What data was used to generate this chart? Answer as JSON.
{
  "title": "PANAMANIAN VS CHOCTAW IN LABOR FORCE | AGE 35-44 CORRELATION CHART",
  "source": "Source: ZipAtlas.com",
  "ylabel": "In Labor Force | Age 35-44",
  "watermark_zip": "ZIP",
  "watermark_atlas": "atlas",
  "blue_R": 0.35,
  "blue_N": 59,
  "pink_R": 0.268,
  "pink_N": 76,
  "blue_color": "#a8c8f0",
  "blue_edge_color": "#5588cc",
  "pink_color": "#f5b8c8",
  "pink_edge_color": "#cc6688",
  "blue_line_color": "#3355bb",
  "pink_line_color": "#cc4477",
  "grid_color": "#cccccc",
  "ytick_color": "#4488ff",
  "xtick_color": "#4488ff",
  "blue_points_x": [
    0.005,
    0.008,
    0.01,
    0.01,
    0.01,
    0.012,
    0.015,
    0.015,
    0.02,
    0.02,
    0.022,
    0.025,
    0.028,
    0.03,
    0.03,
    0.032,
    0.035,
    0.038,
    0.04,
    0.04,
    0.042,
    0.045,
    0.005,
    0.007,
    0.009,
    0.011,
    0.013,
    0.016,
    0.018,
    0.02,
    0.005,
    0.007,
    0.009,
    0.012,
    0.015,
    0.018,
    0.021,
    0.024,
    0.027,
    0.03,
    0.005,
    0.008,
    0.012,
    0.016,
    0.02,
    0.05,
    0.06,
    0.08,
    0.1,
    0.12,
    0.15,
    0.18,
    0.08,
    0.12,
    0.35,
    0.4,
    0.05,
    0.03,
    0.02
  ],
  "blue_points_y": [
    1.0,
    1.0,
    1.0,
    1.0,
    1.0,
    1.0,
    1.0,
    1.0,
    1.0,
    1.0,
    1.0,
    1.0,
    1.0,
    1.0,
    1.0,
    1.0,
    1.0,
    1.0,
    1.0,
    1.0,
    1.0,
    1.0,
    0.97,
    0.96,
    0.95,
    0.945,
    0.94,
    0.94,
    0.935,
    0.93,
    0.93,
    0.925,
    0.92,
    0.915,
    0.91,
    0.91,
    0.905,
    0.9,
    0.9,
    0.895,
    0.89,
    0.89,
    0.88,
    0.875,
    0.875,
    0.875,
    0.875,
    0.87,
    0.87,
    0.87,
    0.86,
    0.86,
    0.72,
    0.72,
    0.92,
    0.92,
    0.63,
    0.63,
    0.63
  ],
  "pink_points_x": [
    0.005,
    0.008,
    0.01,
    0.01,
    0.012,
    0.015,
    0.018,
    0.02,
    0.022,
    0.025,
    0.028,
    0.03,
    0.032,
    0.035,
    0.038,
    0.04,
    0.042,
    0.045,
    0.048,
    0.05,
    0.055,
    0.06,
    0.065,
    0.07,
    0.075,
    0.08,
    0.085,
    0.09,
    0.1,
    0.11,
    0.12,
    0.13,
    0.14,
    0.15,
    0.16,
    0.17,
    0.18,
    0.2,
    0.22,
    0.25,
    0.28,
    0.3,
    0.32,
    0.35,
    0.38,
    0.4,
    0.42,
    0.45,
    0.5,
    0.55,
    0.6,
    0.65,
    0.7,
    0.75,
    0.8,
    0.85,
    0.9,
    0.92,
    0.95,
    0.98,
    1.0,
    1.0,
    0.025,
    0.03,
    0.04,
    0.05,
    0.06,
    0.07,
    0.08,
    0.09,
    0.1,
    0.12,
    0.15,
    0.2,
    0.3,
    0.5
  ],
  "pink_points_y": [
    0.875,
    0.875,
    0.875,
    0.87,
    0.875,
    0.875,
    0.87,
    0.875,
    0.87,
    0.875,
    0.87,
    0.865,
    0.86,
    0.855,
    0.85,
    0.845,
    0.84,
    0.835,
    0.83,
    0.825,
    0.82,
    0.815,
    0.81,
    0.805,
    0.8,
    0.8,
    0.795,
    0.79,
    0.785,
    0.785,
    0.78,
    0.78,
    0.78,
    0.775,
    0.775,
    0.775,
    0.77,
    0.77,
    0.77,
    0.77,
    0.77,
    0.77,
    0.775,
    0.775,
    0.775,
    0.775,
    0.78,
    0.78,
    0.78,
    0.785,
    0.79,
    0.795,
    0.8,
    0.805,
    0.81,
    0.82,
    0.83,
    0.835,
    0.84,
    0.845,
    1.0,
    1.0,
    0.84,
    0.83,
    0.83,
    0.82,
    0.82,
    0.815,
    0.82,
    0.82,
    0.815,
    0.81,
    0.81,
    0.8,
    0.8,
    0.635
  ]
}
· · · · ·
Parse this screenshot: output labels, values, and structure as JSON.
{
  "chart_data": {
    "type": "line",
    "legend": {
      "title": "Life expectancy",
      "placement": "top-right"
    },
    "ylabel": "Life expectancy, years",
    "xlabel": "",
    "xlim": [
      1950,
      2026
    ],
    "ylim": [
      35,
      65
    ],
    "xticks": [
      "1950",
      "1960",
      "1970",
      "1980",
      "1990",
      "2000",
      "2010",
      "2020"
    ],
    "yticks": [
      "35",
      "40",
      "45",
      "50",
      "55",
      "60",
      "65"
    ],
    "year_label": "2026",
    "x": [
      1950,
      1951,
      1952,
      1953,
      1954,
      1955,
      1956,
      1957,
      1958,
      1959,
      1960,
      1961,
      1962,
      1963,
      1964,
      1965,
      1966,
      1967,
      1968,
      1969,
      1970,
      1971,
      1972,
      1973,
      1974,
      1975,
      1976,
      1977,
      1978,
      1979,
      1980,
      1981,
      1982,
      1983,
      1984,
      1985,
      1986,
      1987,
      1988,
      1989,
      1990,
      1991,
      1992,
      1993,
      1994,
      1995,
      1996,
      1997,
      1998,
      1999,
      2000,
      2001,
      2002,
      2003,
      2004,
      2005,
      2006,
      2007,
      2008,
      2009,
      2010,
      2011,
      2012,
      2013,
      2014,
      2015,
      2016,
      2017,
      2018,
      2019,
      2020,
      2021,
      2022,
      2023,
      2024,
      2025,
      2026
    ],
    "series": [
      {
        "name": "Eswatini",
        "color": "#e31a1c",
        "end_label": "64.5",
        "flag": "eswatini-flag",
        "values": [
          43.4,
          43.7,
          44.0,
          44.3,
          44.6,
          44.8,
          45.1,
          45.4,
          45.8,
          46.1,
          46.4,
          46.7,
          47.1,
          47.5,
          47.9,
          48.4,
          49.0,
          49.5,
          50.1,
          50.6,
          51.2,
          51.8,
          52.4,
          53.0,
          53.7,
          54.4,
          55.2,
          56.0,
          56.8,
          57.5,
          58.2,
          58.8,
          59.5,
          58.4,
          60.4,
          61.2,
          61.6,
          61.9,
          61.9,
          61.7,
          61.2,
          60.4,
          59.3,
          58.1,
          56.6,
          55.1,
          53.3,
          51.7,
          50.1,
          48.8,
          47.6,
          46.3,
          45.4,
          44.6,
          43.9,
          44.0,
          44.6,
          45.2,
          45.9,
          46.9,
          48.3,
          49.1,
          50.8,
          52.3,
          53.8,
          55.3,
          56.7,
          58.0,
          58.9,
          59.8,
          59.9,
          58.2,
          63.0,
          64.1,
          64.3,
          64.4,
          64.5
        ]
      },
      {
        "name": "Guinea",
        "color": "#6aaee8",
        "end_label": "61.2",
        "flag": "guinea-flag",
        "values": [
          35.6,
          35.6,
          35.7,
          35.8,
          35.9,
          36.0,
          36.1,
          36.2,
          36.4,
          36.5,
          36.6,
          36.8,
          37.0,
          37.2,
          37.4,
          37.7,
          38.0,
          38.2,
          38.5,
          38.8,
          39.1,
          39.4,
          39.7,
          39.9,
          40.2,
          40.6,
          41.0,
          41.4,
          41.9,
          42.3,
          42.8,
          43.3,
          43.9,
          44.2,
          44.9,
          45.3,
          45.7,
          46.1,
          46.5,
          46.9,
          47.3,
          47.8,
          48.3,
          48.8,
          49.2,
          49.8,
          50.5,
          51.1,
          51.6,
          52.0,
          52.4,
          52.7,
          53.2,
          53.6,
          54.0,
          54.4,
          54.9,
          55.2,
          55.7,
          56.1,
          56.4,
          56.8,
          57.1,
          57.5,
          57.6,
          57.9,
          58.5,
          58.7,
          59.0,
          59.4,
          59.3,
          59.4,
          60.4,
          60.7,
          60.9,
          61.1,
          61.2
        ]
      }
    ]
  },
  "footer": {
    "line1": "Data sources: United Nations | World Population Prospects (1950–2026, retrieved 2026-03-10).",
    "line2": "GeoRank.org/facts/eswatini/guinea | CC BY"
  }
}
· · · · ·
Short task:
Only lines that contain the word "this" are wanted; copy each of them.

Task result:
What data was used to generate this chart? Answer as JSON.
Parse this screenshot: output labels, values, and structure as JSON.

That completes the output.